→ **Task brief**
Treat the line containing "Type out the text in this image." as the first line and the final line of the material below as the last; reproduce that range exactly.

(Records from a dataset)

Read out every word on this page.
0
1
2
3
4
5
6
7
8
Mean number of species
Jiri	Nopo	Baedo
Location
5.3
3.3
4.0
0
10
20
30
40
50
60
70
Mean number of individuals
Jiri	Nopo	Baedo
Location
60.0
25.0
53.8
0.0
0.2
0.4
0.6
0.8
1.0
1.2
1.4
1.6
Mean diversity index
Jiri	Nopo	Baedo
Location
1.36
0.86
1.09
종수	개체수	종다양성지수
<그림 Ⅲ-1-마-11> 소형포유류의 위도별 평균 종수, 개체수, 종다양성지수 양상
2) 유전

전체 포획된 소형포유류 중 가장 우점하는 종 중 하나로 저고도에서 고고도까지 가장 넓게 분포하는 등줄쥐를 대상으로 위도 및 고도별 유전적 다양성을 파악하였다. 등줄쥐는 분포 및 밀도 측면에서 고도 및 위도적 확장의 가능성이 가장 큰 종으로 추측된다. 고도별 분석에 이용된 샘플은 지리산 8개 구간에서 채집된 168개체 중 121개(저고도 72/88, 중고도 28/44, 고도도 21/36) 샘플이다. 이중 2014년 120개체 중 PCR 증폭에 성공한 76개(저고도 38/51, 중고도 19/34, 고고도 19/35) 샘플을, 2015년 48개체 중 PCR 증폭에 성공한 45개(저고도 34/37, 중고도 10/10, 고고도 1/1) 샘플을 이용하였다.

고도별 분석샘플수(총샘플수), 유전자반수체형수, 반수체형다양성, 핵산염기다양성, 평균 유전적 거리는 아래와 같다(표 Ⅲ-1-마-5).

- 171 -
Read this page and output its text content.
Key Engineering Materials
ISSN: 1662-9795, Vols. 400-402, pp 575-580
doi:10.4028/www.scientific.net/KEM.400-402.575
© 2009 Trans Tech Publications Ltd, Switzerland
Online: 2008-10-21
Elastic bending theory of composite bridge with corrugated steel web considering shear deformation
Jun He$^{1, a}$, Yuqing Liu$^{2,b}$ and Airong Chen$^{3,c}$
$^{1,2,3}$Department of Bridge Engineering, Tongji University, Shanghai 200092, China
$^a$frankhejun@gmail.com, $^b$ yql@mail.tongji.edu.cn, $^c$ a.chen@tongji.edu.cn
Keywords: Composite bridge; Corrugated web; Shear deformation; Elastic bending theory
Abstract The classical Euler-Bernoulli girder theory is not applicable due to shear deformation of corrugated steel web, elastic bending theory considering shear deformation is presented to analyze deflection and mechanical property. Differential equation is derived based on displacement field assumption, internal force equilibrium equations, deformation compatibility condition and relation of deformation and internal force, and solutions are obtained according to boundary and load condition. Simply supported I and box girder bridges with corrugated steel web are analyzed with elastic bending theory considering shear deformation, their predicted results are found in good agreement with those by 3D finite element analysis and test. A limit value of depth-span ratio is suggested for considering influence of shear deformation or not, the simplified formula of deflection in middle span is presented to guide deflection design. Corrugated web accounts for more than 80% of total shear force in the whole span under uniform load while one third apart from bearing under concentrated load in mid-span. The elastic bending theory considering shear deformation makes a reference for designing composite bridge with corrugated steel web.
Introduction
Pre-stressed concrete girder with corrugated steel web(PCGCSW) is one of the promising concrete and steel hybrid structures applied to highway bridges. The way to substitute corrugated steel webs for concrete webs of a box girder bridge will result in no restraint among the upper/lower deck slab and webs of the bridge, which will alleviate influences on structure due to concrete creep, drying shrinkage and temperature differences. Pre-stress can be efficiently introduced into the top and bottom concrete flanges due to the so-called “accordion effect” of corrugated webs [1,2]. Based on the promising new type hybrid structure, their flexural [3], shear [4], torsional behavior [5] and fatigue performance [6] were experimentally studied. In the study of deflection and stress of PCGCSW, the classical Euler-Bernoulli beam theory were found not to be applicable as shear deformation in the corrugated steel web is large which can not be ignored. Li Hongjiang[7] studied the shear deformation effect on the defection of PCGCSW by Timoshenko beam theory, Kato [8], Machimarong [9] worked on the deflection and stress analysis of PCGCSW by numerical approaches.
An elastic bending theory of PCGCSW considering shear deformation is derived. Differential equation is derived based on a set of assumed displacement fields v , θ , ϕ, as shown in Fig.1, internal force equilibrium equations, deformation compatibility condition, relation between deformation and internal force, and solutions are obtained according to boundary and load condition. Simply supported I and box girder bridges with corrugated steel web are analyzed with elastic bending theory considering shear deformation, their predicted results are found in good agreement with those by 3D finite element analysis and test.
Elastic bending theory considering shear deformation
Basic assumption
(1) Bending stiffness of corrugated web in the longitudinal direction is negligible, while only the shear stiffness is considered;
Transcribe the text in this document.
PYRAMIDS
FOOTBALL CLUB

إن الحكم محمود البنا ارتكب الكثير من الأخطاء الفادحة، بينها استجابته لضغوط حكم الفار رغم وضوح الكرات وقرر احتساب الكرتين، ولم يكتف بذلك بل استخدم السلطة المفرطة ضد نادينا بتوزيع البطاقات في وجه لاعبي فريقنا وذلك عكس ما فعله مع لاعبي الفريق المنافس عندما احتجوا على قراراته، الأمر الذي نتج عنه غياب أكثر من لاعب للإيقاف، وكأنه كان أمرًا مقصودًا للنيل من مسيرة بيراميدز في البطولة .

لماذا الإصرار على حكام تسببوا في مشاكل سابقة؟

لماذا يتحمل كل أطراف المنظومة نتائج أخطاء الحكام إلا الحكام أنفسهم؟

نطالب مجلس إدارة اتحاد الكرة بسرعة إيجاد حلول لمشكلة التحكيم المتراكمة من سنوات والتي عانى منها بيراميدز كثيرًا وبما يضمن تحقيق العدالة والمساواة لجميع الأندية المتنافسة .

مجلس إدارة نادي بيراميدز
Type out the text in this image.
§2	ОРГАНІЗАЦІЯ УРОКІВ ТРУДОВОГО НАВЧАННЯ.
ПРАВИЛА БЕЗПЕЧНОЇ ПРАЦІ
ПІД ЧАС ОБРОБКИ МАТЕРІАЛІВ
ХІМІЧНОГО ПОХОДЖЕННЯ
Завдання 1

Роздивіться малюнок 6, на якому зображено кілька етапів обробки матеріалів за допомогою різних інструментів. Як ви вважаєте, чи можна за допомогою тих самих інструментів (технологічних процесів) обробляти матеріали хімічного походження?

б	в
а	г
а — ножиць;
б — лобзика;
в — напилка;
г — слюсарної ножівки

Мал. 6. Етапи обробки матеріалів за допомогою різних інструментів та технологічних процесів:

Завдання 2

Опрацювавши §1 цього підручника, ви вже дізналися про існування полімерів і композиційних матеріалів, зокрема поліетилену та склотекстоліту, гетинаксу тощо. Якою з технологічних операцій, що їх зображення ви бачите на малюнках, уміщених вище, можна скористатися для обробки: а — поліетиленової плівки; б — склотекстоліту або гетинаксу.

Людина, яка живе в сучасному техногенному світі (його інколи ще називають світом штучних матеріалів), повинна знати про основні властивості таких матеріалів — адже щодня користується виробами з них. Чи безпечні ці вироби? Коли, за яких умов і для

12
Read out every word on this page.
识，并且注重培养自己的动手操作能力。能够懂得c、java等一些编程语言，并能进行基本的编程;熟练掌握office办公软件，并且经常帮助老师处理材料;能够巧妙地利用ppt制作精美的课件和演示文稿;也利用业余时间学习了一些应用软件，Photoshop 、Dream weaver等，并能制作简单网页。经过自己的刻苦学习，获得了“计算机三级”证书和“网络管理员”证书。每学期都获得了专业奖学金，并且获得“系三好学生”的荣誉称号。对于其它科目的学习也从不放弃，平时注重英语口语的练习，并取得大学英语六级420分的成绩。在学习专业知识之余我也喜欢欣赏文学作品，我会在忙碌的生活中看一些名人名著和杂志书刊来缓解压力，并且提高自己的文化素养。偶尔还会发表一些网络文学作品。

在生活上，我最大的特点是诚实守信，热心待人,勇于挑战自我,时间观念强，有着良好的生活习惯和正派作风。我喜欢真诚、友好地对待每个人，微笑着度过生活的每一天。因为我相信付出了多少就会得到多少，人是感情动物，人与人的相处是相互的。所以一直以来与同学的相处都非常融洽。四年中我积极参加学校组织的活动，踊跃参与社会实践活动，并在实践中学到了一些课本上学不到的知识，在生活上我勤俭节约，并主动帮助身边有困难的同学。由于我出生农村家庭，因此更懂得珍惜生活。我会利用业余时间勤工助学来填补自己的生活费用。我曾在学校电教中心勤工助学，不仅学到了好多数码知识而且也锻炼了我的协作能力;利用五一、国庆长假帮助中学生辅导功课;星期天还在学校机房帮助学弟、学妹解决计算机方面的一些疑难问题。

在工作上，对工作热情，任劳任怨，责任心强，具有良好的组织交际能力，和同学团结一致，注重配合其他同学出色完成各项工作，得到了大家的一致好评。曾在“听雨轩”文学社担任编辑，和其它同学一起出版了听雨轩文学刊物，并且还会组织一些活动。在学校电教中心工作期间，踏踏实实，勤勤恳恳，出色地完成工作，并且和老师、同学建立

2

→ **Task solution**
Type out the text in this image.
§2	ОРГАНІЗАЦІЯ УРОКІВ ТРУДОВОГО НАВЧАННЯ.
ПРАВИЛА БЕЗПЕЧНОЇ ПРАЦІ
ПІД ЧАС ОБРОБКИ МАТЕРІАЛІВ
ХІМІЧНОГО ПОХОДЖЕННЯ
Завдання 1

Роздивіться малюнок 6, на якому зображено кілька етапів обробки матеріалів за допомогою різних інструментів. Як ви вважаєте, чи можна за допомогою тих самих інструментів (технологічних процесів) обробляти матеріали хімічного походження?

б	в
а	г
а — ножиць;
б — лобзика;
в — напилка;
г — слюсарної ножівки

Мал. 6. Етапи обробки матеріалів за допомогою різних інструментів та технологічних процесів:

Завдання 2

Опрацювавши §1 цього підручника, ви вже дізналися про існування полімерів і композиційних матеріалів, зокрема поліетилену та склотекстоліту, гетинаксу тощо. Якою з технологічних операцій, що їх зображення ви бачите на малюнках, уміщених вище, можна скористатися для обробки: а — поліетиленової плівки; б — склотекстоліту або гетинаксу.

Людина, яка живе в сучасному техногенному світі (його інколи ще називають світом штучних матеріалів), повинна знати про основні властивості таких матеріалів — адже щодня користується виробами з них. Чи безпечні ці вироби? Коли, за яких умов і для

12
Read out every word on this page.
识，并且注重培养自己的动手操作能力。能够懂得c、java等一些编程语言，并能进行基本的编程;熟练掌握office办公软件，并且经常帮助老师处理材料;能够巧妙地利用ppt制作精美的课件和演示文稿;也利用业余时间学习了一些应用软件，Photoshop 、Dream weaver等，并能制作简单网页。经过自己的刻苦学习，获得了“计算机三级”证书和“网络管理员”证书。每学期都获得了专业奖学金，并且获得“系三好学生”的荣誉称号。对于其它科目的学习也从不放弃，平时注重英语口语的练习，并取得大学英语六级420分的成绩。在学习专业知识之余我也喜欢欣赏文学作品，我会在忙碌的生活中看一些名人名著和杂志书刊来缓解压力，并且提高自己的文化素养。偶尔还会发表一些网络文学作品。

在生活上，我最大的特点是诚实守信，热心待人,勇于挑战自我,时间观念强，有着良好的生活习惯和正派作风。我喜欢真诚、友好地对待每个人，微笑着度过生活的每一天。因为我相信付出了多少就会得到多少，人是感情动物，人与人的相处是相互的。所以一直以来与同学的相处都非常融洽。四年中我积极参加学校组织的活动，踊跃参与社会实践活动，并在实践中学到了一些课本上学不到的知识，在生活上我勤俭节约，并主动帮助身边有困难的同学。由于我出生农村家庭，因此更懂得珍惜生活。我会利用业余时间勤工助学来填补自己的生活费用。我曾在学校电教中心勤工助学，不仅学到了好多数码知识而且也锻炼了我的协作能力;利用五一、国庆长假帮助中学生辅导功课;星期天还在学校机房帮助学弟、学妹解决计算机方面的一些疑难问题。

在工作上，对工作热情，任劳任怨，责任心强，具有良好的组织交际能力，和同学团结一致，注重配合其他同学出色完成各项工作，得到了大家的一致好评。曾在“听雨轩”文学社担任编辑，和其它同学一起出版了听雨轩文学刊物，并且还会组织一些活动。在学校电教中心工作期间，踏踏实实，勤勤恳恳，出色地完成工作，并且和老师、同学建立

2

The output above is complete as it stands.